Given problem: Retype the material word for word.

-- start of Information provided --

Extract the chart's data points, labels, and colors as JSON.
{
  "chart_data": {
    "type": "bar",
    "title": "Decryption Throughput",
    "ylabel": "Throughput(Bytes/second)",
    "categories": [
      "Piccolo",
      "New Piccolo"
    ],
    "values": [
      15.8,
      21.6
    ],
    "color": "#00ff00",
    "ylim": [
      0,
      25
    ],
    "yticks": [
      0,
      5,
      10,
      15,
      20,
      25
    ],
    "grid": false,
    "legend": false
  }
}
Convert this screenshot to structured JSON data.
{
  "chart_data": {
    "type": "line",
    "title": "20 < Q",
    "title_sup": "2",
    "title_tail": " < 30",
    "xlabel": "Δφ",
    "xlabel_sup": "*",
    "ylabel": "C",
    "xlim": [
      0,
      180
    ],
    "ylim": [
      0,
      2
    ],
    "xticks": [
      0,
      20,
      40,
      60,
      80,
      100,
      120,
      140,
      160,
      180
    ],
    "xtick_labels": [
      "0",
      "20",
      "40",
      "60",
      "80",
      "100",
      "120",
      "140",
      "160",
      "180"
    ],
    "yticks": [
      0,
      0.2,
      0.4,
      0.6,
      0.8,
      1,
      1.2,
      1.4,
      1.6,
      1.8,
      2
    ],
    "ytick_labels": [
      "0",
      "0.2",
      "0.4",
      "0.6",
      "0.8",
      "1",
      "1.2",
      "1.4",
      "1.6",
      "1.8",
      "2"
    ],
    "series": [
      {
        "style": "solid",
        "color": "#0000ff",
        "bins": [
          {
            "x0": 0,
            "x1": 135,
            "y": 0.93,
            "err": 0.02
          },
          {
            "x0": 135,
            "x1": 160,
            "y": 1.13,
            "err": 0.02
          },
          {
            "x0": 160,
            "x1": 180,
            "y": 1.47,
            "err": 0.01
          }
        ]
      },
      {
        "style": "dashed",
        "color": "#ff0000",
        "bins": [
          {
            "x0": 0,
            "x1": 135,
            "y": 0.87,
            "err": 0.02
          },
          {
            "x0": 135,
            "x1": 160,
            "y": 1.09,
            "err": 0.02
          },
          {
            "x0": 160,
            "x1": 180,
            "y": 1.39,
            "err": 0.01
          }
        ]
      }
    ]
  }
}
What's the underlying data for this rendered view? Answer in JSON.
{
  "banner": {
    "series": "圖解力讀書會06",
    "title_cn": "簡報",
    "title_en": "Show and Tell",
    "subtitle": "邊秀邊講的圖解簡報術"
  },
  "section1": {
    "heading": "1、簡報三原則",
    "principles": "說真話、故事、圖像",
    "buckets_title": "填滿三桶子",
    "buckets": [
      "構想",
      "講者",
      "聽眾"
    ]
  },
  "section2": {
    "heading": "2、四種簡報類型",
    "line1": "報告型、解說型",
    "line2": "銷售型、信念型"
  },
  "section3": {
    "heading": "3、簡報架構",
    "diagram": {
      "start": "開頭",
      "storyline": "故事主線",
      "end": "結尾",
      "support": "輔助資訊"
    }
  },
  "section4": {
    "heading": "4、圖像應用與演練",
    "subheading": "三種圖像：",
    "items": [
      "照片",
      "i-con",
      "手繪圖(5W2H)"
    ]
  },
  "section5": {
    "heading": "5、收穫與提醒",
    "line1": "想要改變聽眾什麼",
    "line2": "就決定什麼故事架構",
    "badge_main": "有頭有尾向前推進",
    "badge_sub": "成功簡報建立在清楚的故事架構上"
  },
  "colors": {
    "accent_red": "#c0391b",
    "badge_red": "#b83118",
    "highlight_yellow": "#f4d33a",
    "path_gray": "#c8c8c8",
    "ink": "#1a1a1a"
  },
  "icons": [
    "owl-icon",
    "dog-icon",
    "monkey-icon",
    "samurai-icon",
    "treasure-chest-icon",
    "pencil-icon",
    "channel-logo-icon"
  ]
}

-- end of Information provided --

Written answer:
Extract the chart's data points, labels, and colors as JSON.
{
  "chart_data": {
    "type": "bar",
    "title": "Decryption Throughput",
    "ylabel": "Throughput(Bytes/second)",
    "categories": [
      "Piccolo",
      "New Piccolo"
    ],
    "values": [
      15.8,
      21.6
    ],
    "color": "#00ff00",
    "ylim": [
      0,
      25
    ],
    "yticks": [
      0,
      5,
      10,
      15,
      20,
      25
    ],
    "grid": false,
    "legend": false
  }
}
Convert this screenshot to structured JSON data.
{
  "chart_data": {
    "type": "line",
    "title": "20 < Q",
    "title_sup": "2",
    "title_tail": " < 30",
    "xlabel": "Δφ",
    "xlabel_sup": "*",
    "ylabel": "C",
    "xlim": [
      0,
      180
    ],
    "ylim": [
      0,
      2
    ],
    "xticks": [
      0,
      20,
      40,
      60,
      80,
      100,
      120,
      140,
      160,
      180
    ],
    "xtick_labels": [
      "0",
      "20",
      "40",
      "60",
      "80",
      "100",
      "120",
      "140",
      "160",
      "180"
    ],
    "yticks": [
      0,
      0.2,
      0.4,
      0.6,
      0.8,
      1,
      1.2,
      1.4,
      1.6,
      1.8,
      2
    ],
    "ytick_labels": [
      "0",
      "0.2",
      "0.4",
      "0.6",
      "0.8",
      "1",
      "1.2",
      "1.4",
      "1.6",
      "1.8",
      "2"
    ],
    "series": [
      {
        "style": "solid",
        "color": "#0000ff",
        "bins": [
          {
            "x0": 0,
            "x1": 135,
            "y": 0.93,
            "err": 0.02
          },
          {
            "x0": 135,
            "x1": 160,
            "y": 1.13,
            "err": 0.02
          },
          {
            "x0": 160,
            "x1": 180,
            "y": 1.47,
            "err": 0.01
          }
        ]
      },
      {
        "style": "dashed",
        "color": "#ff0000",
        "bins": [
          {
            "x0": 0,
            "x1": 135,
            "y": 0.87,
            "err": 0.02
          },
          {
            "x0": 135,
            "x1": 160,
            "y": 1.09,
            "err": 0.02
          },
          {
            "x0": 160,
            "x1": 180,
            "y": 1.39,
            "err": 0.01
          }
        ]
      }
    ]
  }
}
What's the underlying data for this rendered view? Answer in JSON.
{
  "banner": {
    "series": "圖解力讀書會06",
    "title_cn": "簡報",
    "title_en": "Show and Tell",
    "subtitle": "邊秀邊講的圖解簡報術"
  },
  "section1": {
    "heading": "1、簡報三原則",
    "principles": "說真話、故事、圖像",
    "buckets_title": "填滿三桶子",
    "buckets": [
      "構想",
      "講者",
      "聽眾"
    ]
  },
  "section2": {
    "heading": "2、四種簡報類型",
    "line1": "報告型、解說型",
    "line2": "銷售型、信念型"
  },
  "section3": {
    "heading": "3、簡報架構",
    "diagram": {
      "start": "開頭",
      "storyline": "故事主線",
      "end": "結尾",
      "support": "輔助資訊"
    }
  },
  "section4": {
    "heading": "4、圖像應用與演練",
    "subheading": "三種圖像：",
    "items": [
      "照片",
      "i-con",
      "手繪圖(5W2H)"
    ]
  },
  "section5": {
    "heading": "5、收穫與提醒",
    "line1": "想要改變聽眾什麼",
    "line2": "就決定什麼故事架構",
    "badge_main": "有頭有尾向前推進",
    "badge_sub": "成功簡報建立在清楚的故事架構上"
  },
  "colors": {
    "accent_red": "#c0391b",
    "badge_red": "#b83118",
    "highlight_yellow": "#f4d33a",
    "path_gray": "#c8c8c8",
    "ink": "#1a1a1a"
  },
  "icons": [
    "owl-icon",
    "dog-icon",
    "monkey-icon",
    "samurai-icon",
    "treasure-chest-icon",
    "pencil-icon",
    "channel-logo-icon"
  ]
}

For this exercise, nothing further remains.